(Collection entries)
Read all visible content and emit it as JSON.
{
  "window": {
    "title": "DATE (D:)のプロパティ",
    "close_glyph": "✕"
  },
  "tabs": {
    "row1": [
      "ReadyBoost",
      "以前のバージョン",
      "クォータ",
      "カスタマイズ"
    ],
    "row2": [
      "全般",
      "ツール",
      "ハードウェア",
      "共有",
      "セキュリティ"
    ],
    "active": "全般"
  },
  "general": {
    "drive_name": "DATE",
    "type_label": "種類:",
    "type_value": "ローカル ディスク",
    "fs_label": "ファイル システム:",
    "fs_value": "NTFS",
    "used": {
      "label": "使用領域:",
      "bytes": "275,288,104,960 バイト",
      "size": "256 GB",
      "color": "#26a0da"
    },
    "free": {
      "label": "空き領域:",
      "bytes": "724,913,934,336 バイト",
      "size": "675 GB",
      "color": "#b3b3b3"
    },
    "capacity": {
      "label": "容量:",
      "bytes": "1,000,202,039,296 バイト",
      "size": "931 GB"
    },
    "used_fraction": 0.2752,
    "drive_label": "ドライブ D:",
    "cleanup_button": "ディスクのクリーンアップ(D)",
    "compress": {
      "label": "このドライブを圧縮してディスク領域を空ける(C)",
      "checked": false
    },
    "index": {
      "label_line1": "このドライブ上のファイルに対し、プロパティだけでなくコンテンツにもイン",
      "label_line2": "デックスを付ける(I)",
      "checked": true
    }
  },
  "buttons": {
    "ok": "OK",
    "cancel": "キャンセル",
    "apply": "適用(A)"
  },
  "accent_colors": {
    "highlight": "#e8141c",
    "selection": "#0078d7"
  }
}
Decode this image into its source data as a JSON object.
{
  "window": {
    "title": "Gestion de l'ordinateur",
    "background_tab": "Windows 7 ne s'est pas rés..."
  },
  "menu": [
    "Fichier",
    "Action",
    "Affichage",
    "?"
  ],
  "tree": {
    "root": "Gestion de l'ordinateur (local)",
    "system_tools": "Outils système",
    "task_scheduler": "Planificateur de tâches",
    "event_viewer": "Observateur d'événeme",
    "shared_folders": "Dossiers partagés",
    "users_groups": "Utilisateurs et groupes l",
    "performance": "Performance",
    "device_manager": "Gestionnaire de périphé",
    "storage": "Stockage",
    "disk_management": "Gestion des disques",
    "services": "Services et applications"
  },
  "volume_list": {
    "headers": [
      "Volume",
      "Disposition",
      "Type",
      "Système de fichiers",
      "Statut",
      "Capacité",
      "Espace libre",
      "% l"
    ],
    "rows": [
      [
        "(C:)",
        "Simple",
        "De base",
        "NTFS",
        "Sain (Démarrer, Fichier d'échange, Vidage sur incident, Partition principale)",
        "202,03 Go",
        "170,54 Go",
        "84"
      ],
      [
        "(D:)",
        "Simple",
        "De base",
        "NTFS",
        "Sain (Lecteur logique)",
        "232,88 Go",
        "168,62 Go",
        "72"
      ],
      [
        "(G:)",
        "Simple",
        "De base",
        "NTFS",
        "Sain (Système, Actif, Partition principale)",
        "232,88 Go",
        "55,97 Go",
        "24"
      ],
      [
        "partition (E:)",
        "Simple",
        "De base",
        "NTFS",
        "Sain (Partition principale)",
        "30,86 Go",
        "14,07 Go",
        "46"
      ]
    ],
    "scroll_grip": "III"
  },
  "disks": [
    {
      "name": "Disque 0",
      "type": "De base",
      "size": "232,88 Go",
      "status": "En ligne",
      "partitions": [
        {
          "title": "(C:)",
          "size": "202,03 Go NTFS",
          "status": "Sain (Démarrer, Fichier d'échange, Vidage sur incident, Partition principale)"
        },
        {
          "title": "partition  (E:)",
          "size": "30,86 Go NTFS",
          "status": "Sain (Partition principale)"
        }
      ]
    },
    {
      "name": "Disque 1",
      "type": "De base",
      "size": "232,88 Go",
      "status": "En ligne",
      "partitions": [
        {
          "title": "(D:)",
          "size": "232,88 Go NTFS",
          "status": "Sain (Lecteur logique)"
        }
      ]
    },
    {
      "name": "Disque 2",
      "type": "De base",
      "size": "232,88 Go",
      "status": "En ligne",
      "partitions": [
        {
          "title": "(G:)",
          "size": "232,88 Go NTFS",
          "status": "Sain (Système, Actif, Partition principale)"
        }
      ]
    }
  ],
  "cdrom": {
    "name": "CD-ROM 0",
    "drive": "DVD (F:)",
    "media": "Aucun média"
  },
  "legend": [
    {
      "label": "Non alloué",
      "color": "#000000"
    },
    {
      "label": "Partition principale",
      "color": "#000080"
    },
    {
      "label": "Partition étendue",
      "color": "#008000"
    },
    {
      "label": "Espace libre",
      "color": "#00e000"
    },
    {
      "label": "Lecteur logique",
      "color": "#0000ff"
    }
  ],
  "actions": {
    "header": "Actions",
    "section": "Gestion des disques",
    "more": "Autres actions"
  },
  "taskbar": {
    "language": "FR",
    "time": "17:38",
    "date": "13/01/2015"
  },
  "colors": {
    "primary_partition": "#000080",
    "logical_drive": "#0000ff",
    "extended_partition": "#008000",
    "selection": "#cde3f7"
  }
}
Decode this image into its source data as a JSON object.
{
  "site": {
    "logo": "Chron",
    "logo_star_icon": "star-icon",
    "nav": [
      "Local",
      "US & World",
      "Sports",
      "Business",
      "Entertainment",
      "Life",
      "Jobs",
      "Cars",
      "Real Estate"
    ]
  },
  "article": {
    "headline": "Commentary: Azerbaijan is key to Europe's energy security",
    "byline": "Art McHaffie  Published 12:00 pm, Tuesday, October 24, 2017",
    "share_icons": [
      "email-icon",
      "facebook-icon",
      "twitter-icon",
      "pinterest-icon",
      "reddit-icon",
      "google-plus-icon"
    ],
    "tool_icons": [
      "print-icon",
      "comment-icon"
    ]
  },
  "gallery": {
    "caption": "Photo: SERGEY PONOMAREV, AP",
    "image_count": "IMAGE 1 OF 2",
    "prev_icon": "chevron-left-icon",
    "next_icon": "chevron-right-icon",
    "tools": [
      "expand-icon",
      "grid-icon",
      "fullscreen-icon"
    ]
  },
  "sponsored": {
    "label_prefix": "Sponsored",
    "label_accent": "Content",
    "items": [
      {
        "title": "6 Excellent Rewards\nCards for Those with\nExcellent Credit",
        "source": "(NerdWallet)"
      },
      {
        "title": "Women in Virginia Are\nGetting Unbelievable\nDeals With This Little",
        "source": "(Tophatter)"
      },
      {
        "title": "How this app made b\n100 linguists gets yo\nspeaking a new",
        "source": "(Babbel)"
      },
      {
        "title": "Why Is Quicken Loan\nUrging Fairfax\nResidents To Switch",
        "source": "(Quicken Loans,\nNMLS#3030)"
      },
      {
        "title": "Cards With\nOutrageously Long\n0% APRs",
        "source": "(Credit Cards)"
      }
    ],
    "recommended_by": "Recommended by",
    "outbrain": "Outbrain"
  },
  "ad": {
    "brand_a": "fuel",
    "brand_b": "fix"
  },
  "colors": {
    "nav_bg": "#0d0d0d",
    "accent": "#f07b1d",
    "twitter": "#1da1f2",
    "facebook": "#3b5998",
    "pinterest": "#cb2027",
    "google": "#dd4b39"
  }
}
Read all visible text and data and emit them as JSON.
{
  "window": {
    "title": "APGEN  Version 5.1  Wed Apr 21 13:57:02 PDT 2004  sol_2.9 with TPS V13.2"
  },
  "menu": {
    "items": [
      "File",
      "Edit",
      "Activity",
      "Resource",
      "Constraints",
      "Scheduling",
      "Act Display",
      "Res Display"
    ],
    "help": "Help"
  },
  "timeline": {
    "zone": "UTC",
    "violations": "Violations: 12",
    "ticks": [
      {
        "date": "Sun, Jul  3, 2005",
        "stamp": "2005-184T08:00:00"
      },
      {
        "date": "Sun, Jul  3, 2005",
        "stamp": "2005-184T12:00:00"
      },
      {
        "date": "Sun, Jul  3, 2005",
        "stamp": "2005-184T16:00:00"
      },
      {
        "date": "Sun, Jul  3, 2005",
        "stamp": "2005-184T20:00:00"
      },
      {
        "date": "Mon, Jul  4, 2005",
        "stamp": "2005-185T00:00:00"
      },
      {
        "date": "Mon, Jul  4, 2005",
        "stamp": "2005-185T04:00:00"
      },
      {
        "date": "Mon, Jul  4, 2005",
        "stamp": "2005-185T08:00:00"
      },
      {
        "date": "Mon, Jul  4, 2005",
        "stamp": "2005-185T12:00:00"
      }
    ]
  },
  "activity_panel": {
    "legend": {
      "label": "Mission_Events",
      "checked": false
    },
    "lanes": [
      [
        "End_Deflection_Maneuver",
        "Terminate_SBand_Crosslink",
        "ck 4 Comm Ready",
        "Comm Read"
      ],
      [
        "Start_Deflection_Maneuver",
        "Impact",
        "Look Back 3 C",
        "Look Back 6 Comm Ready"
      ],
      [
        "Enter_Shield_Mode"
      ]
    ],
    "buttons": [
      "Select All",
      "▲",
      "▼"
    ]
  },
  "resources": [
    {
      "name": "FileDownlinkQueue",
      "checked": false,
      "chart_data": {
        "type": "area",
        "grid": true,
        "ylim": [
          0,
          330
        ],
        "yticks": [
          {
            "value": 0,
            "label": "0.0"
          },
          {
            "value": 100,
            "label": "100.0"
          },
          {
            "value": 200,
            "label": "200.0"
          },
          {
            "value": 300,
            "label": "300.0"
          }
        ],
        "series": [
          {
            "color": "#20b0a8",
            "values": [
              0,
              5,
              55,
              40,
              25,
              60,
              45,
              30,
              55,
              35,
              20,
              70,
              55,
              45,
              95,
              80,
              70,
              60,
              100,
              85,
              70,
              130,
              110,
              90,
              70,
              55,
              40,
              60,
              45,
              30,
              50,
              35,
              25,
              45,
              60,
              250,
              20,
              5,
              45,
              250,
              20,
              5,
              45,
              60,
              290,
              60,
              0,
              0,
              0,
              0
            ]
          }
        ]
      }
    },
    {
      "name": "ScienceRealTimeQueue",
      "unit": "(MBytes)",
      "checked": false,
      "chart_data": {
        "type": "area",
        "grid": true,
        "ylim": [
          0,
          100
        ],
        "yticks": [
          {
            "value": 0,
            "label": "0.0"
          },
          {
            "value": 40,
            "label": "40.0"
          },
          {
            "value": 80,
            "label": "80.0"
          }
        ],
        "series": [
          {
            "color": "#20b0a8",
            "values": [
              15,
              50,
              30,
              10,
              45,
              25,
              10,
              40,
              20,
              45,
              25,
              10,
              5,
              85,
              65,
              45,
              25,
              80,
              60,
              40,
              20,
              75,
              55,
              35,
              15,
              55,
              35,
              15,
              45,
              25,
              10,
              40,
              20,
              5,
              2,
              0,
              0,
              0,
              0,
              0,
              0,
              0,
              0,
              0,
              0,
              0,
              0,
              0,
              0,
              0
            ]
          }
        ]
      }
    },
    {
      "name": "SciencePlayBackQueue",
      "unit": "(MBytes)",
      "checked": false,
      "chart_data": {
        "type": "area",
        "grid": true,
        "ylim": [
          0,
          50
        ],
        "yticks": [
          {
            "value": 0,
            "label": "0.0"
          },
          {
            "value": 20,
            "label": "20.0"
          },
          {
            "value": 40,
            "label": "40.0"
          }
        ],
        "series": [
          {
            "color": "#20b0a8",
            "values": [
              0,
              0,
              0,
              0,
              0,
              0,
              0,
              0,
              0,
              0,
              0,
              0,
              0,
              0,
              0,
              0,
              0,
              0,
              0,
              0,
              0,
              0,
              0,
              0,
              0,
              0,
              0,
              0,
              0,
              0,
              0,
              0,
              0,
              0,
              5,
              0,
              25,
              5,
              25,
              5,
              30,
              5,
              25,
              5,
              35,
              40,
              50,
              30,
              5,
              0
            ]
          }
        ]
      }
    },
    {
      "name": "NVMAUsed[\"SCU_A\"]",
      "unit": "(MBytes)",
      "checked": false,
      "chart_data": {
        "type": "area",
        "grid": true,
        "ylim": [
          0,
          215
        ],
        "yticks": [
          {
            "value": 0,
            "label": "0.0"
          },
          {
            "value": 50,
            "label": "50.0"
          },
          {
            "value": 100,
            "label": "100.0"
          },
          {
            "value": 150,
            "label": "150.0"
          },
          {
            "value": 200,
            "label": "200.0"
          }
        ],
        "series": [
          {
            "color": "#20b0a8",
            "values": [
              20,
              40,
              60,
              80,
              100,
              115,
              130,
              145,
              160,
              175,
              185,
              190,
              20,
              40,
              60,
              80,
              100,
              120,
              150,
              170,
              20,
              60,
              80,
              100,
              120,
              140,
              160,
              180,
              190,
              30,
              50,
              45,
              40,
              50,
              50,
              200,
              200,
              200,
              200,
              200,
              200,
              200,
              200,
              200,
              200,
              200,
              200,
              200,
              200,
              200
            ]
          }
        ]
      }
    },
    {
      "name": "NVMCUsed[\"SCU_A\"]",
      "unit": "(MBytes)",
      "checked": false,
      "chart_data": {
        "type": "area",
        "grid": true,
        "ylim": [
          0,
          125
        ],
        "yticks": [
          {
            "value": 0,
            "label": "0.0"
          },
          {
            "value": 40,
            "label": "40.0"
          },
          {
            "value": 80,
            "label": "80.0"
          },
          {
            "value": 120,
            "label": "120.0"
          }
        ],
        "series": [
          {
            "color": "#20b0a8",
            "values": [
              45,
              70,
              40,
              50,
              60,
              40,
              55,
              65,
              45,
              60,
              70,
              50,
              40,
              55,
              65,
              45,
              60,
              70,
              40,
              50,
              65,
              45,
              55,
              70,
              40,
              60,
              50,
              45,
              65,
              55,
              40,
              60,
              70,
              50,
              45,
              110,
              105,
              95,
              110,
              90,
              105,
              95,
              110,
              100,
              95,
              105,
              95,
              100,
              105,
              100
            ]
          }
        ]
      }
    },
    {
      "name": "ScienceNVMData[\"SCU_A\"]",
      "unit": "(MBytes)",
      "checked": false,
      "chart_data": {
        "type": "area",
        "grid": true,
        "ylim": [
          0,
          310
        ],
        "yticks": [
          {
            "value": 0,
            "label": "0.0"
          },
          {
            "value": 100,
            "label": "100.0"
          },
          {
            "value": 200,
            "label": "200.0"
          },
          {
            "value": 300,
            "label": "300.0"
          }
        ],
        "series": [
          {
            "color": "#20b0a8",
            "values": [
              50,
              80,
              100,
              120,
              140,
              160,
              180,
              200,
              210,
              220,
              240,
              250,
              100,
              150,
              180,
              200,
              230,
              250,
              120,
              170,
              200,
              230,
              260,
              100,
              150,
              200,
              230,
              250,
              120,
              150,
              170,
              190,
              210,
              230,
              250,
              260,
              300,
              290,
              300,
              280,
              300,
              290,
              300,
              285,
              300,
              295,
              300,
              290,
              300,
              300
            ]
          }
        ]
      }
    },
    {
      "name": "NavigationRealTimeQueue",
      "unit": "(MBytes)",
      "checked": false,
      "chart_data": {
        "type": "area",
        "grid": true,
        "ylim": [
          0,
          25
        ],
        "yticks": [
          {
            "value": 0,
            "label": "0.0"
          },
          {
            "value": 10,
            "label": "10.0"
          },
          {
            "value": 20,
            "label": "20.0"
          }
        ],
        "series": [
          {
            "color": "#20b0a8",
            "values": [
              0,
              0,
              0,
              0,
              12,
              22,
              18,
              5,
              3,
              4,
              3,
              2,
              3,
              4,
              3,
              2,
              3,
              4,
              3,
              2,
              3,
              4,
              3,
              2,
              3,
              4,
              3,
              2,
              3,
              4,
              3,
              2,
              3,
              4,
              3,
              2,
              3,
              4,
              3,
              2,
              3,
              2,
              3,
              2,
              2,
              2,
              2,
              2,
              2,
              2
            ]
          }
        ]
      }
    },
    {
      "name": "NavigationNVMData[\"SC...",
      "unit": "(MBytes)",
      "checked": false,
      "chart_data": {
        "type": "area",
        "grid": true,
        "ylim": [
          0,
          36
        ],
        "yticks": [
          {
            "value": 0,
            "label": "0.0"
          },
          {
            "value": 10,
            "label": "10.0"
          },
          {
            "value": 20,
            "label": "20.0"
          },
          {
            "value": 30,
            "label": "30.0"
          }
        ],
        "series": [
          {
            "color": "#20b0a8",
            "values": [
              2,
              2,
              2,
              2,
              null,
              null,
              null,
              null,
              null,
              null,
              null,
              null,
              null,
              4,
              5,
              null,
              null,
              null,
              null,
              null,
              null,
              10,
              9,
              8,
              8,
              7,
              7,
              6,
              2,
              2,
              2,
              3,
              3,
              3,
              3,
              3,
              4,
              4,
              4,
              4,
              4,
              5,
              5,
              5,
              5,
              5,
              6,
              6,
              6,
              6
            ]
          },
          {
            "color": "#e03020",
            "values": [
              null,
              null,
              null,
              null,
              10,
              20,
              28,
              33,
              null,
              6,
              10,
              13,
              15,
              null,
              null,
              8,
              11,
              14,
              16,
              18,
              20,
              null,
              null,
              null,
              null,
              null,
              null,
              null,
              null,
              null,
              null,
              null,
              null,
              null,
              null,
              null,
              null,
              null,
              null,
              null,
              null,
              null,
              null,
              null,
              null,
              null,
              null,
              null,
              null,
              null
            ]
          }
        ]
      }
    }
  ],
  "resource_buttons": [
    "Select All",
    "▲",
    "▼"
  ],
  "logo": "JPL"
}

Exercise aim »
Copy in full each line that holds the word "status".

Exercise solution »
      "status": "En ligne",
          "status": "Sain (Démarrer, Fichier d'échange, Vidage sur incident, Partition principale)"
          "status": "Sain (Partition principale)"
      "status": "En ligne",
          "status": "Sain (Lecteur logique)"
      "status": "En ligne",
          "status": "Sain (Système, Actif, Partition principale)"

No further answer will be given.